=== WHAT IS REQUIRED ===
Working from the entries that follow, transcribe exactly and only the lines from the one with "Extract the structured" through the last, pictures excluded.

(Saved entries)
+-------+
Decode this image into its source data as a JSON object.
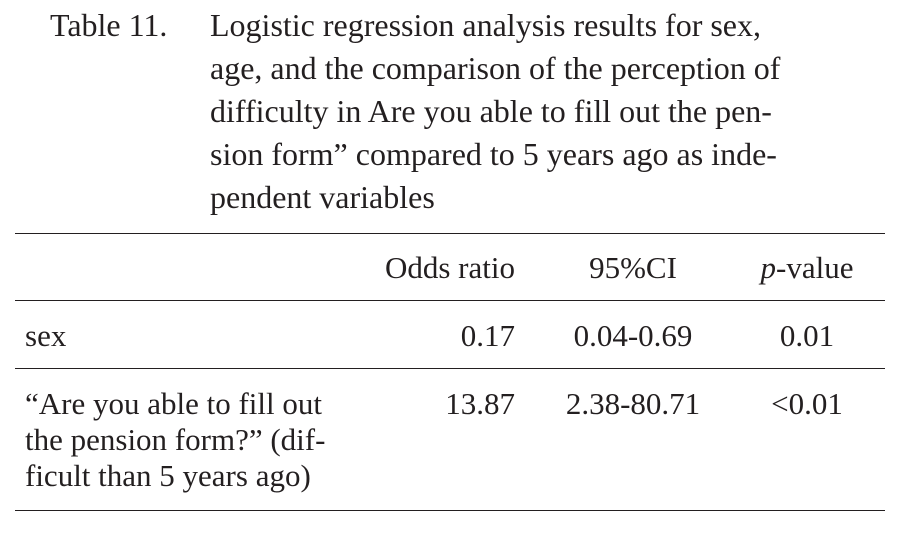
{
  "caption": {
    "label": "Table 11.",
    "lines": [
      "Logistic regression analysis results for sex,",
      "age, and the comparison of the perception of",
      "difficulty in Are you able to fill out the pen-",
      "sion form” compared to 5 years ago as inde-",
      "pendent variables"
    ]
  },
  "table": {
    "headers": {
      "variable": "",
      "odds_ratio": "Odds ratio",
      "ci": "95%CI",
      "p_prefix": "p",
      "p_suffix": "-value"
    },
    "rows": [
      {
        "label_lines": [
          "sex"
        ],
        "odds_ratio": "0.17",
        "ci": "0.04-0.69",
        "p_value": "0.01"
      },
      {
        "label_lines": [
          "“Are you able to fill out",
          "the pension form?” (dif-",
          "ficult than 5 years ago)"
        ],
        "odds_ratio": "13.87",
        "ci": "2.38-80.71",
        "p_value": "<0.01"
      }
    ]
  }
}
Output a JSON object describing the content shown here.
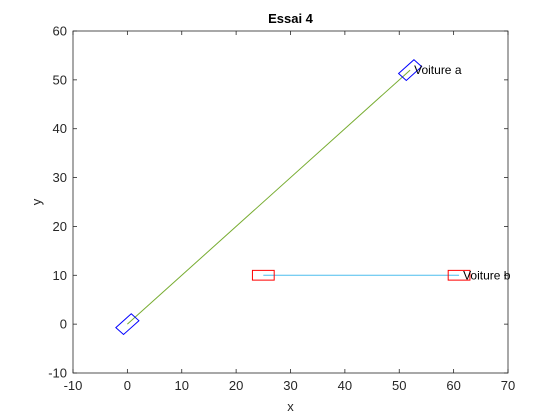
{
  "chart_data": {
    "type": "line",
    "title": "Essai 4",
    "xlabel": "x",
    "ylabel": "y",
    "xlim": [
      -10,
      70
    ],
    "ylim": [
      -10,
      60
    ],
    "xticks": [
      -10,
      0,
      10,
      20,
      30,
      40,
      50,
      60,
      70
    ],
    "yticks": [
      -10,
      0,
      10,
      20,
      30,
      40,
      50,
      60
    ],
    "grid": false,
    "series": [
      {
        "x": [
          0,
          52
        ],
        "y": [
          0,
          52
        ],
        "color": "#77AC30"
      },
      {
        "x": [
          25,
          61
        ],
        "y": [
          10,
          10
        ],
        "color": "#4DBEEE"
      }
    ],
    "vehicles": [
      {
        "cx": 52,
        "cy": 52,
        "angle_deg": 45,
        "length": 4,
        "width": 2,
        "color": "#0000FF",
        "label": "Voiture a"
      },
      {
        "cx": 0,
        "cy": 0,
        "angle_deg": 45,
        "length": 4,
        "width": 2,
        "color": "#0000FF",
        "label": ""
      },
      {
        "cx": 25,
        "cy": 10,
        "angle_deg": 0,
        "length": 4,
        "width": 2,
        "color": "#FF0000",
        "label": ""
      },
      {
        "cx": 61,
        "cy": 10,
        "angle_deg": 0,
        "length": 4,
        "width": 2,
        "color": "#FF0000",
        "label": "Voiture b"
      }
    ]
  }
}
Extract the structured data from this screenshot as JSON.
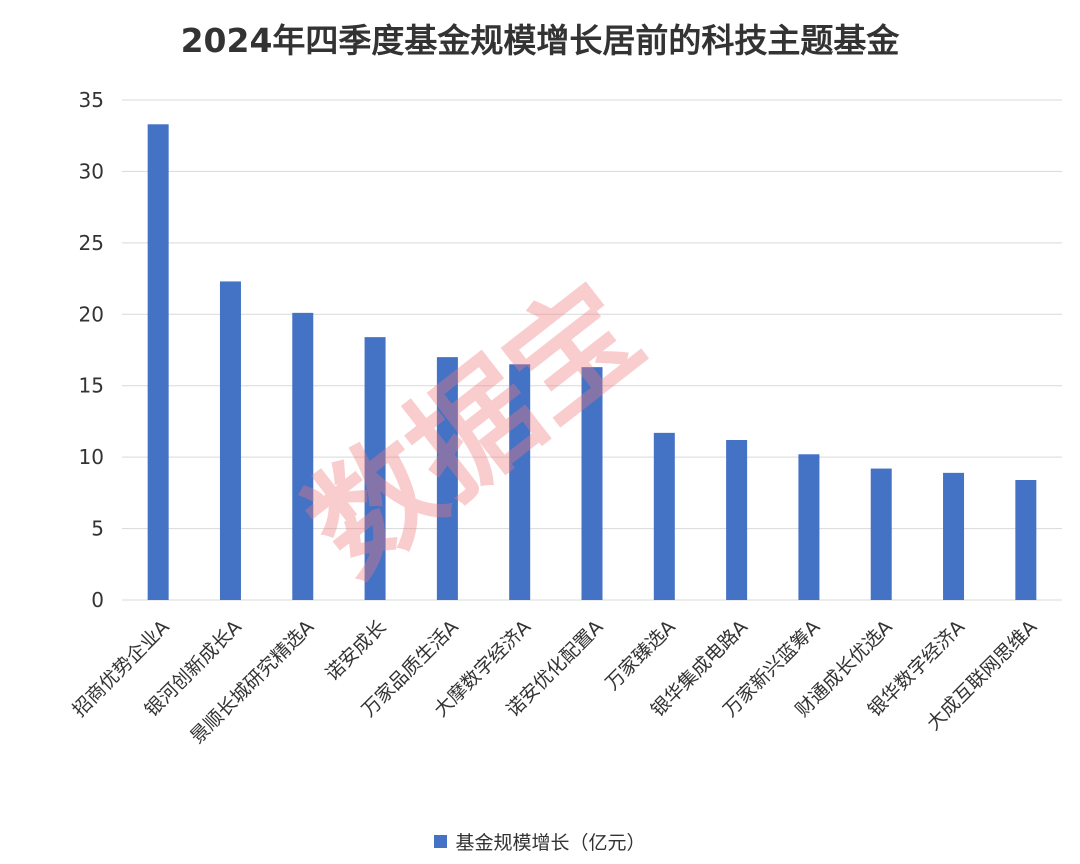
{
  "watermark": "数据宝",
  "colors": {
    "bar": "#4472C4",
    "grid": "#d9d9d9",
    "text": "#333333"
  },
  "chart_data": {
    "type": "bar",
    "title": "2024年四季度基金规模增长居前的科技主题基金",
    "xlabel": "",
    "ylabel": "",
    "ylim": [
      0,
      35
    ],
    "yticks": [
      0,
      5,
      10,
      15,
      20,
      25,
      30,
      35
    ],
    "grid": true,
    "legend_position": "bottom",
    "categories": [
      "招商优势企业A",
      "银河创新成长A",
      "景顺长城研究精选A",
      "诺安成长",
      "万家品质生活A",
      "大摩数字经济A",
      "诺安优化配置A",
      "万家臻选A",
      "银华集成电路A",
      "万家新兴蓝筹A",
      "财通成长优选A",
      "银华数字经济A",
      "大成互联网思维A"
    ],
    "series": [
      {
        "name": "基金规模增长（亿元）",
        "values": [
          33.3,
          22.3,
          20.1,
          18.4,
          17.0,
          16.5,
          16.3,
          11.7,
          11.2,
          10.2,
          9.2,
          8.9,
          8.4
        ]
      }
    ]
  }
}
+-------+
=== THE OUTPUT ===
Extract the structured data from this screenshot as JSON.
{
  "watermark": "数据宝",
  "colors": {
    "bar": "#4472C4",
    "grid": "#d9d9d9",
    "text": "#333333"
  },
  "chart_data": {
    "type": "bar",
    "title": "2024年四季度基金规模增长居前的科技主题基金",
    "xlabel": "",
    "ylabel": "",
    "ylim": [
      0,
      35
    ],
    "yticks": [
      0,
      5,
      10,
      15,
      20,
      25,
      30,
      35
    ],
    "grid": true,
    "legend_position": "bottom",
    "categories": [
      "招商优势企业A",
      "银河创新成长A",
      "景顺长城研究精选A",
      "诺安成长",
      "万家品质生活A",
      "大摩数字经济A",
      "诺安优化配置A",
      "万家臻选A",
      "银华集成电路A",
      "万家新兴蓝筹A",
      "财通成长优选A",
      "银华数字经济A",
      "大成互联网思维A"
    ],
    "series": [
      {
        "name": "基金规模增长（亿元）",
        "values": [
          33.3,
          22.3,
          20.1,
          18.4,
          17.0,
          16.5,
          16.3,
          11.7,
          11.2,
          10.2,
          9.2,
          8.9,
          8.4
        ]
      }
    ]
  }
}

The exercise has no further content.